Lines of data
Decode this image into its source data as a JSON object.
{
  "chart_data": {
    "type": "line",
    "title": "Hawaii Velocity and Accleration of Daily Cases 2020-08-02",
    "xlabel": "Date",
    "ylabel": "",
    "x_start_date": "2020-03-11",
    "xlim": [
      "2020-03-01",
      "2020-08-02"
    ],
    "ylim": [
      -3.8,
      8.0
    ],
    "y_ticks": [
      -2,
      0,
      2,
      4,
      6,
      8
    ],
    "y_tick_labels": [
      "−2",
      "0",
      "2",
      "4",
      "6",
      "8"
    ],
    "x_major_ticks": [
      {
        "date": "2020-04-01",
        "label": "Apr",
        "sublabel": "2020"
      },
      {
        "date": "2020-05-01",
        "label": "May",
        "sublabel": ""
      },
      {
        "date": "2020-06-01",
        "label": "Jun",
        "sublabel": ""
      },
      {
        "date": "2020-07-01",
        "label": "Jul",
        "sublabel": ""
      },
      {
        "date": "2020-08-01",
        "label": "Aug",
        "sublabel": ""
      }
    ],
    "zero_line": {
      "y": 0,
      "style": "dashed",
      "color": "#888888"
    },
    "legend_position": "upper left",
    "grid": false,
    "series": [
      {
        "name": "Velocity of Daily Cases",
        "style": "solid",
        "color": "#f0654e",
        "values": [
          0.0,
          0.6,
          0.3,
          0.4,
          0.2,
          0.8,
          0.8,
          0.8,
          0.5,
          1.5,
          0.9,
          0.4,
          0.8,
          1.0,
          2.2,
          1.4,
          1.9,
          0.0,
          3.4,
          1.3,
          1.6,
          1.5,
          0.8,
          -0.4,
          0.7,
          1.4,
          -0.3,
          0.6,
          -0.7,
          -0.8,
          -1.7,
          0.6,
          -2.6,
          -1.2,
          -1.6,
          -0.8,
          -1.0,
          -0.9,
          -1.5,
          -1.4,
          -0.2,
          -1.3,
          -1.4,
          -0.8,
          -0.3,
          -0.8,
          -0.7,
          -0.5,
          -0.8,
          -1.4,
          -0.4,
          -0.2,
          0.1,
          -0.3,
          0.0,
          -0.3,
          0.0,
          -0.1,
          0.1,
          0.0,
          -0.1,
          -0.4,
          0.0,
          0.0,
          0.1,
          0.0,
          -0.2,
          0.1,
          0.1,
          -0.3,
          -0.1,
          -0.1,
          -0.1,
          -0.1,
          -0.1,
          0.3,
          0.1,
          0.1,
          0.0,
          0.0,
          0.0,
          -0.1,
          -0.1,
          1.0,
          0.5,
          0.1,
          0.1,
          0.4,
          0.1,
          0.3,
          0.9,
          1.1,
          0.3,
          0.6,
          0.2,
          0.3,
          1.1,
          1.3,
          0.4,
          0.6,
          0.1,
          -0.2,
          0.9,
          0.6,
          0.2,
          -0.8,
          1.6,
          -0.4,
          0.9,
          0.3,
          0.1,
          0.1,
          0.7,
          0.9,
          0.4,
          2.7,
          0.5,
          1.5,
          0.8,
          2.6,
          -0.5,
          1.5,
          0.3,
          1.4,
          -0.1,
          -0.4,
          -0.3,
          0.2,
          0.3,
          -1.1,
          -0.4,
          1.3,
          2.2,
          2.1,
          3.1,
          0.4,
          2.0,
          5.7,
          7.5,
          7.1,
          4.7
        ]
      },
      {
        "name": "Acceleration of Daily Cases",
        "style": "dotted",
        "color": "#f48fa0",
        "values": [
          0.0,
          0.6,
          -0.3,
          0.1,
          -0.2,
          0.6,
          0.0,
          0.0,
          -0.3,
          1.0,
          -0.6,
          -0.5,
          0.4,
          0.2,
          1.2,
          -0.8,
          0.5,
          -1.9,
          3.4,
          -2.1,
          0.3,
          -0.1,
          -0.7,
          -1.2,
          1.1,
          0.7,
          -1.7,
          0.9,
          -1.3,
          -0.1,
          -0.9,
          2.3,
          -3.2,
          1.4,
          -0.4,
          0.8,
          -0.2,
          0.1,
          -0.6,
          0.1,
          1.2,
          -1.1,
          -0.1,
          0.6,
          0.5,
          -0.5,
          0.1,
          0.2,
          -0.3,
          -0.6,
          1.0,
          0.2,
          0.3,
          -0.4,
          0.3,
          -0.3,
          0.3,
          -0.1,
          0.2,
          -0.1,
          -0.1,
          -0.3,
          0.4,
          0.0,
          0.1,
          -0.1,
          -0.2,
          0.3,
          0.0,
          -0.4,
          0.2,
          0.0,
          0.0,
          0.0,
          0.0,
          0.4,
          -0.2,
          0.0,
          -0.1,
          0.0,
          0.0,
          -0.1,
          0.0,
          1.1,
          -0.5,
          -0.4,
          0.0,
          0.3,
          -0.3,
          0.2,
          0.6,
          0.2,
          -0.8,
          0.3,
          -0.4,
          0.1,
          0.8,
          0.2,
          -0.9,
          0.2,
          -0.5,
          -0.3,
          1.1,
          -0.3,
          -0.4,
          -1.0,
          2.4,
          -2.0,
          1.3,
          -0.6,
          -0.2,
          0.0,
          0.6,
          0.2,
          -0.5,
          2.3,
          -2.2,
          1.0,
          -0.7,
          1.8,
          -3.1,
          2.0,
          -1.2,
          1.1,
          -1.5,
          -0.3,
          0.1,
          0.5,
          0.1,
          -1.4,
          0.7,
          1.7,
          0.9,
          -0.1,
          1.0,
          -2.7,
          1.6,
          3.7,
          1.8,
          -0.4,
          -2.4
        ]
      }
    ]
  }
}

TASK STATEMENT:
What do the records say? Quote them all exactly.

ANSWER TO THE EXERCISE:
Decode this image into its source data as a JSON object.
{
  "chart_data": {
    "type": "line",
    "title": "Hawaii Velocity and Accleration of Daily Cases 2020-08-02",
    "xlabel": "Date",
    "ylabel": "",
    "x_start_date": "2020-03-11",
    "xlim": [
      "2020-03-01",
      "2020-08-02"
    ],
    "ylim": [
      -3.8,
      8.0
    ],
    "y_ticks": [
      -2,
      0,
      2,
      4,
      6,
      8
    ],
    "y_tick_labels": [
      "−2",
      "0",
      "2",
      "4",
      "6",
      "8"
    ],
    "x_major_ticks": [
      {
        "date": "2020-04-01",
        "label": "Apr",
        "sublabel": "2020"
      },
      {
        "date": "2020-05-01",
        "label": "May",
        "sublabel": ""
      },
      {
        "date": "2020-06-01",
        "label": "Jun",
        "sublabel": ""
      },
      {
        "date": "2020-07-01",
        "label": "Jul",
        "sublabel": ""
      },
      {
        "date": "2020-08-01",
        "label": "Aug",
        "sublabel": ""
      }
    ],
    "zero_line": {
      "y": 0,
      "style": "dashed",
      "color": "#888888"
    },
    "legend_position": "upper left",
    "grid": false,
    "series": [
      {
        "name": "Velocity of Daily Cases",
        "style": "solid",
        "color": "#f0654e",
        "values": [
          0.0,
          0.6,
          0.3,
          0.4,
          0.2,
          0.8,
          0.8,
          0.8,
          0.5,
          1.5,
          0.9,
          0.4,
          0.8,
          1.0,
          2.2,
          1.4,
          1.9,
          0.0,
          3.4,
          1.3,
          1.6,
          1.5,
          0.8,
          -0.4,
          0.7,
          1.4,
          -0.3,
          0.6,
          -0.7,
          -0.8,
          -1.7,
          0.6,
          -2.6,
          -1.2,
          -1.6,
          -0.8,
          -1.0,
          -0.9,
          -1.5,
          -1.4,
          -0.2,
          -1.3,
          -1.4,
          -0.8,
          -0.3,
          -0.8,
          -0.7,
          -0.5,
          -0.8,
          -1.4,
          -0.4,
          -0.2,
          0.1,
          -0.3,
          0.0,
          -0.3,
          0.0,
          -0.1,
          0.1,
          0.0,
          -0.1,
          -0.4,
          0.0,
          0.0,
          0.1,
          0.0,
          -0.2,
          0.1,
          0.1,
          -0.3,
          -0.1,
          -0.1,
          -0.1,
          -0.1,
          -0.1,
          0.3,
          0.1,
          0.1,
          0.0,
          0.0,
          0.0,
          -0.1,
          -0.1,
          1.0,
          0.5,
          0.1,
          0.1,
          0.4,
          0.1,
          0.3,
          0.9,
          1.1,
          0.3,
          0.6,
          0.2,
          0.3,
          1.1,
          1.3,
          0.4,
          0.6,
          0.1,
          -0.2,
          0.9,
          0.6,
          0.2,
          -0.8,
          1.6,
          -0.4,
          0.9,
          0.3,
          0.1,
          0.1,
          0.7,
          0.9,
          0.4,
          2.7,
          0.5,
          1.5,
          0.8,
          2.6,
          -0.5,
          1.5,
          0.3,
          1.4,
          -0.1,
          -0.4,
          -0.3,
          0.2,
          0.3,
          -1.1,
          -0.4,
          1.3,
          2.2,
          2.1,
          3.1,
          0.4,
          2.0,
          5.7,
          7.5,
          7.1,
          4.7
        ]
      },
      {
        "name": "Acceleration of Daily Cases",
        "style": "dotted",
        "color": "#f48fa0",
        "values": [
          0.0,
          0.6,
          -0.3,
          0.1,
          -0.2,
          0.6,
          0.0,
          0.0,
          -0.3,
          1.0,
          -0.6,
          -0.5,
          0.4,
          0.2,
          1.2,
          -0.8,
          0.5,
          -1.9,
          3.4,
          -2.1,
          0.3,
          -0.1,
          -0.7,
          -1.2,
          1.1,
          0.7,
          -1.7,
          0.9,
          -1.3,
          -0.1,
          -0.9,
          2.3,
          -3.2,
          1.4,
          -0.4,
          0.8,
          -0.2,
          0.1,
          -0.6,
          0.1,
          1.2,
          -1.1,
          -0.1,
          0.6,
          0.5,
          -0.5,
          0.1,
          0.2,
          -0.3,
          -0.6,
          1.0,
          0.2,
          0.3,
          -0.4,
          0.3,
          -0.3,
          0.3,
          -0.1,
          0.2,
          -0.1,
          -0.1,
          -0.3,
          0.4,
          0.0,
          0.1,
          -0.1,
          -0.2,
          0.3,
          0.0,
          -0.4,
          0.2,
          0.0,
          0.0,
          0.0,
          0.0,
          0.4,
          -0.2,
          0.0,
          -0.1,
          0.0,
          0.0,
          -0.1,
          0.0,
          1.1,
          -0.5,
          -0.4,
          0.0,
          0.3,
          -0.3,
          0.2,
          0.6,
          0.2,
          -0.8,
          0.3,
          -0.4,
          0.1,
          0.8,
          0.2,
          -0.9,
          0.2,
          -0.5,
          -0.3,
          1.1,
          -0.3,
          -0.4,
          -1.0,
          2.4,
          -2.0,
          1.3,
          -0.6,
          -0.2,
          0.0,
          0.6,
          0.2,
          -0.5,
          2.3,
          -2.2,
          1.0,
          -0.7,
          1.8,
          -3.1,
          2.0,
          -1.2,
          1.1,
          -1.5,
          -0.3,
          0.1,
          0.5,
          0.1,
          -1.4,
          0.7,
          1.7,
          0.9,
          -0.1,
          1.0,
          -2.7,
          1.6,
          3.7,
          1.8,
          -0.4,
          -2.4
        ]
      }
    ]
  }
}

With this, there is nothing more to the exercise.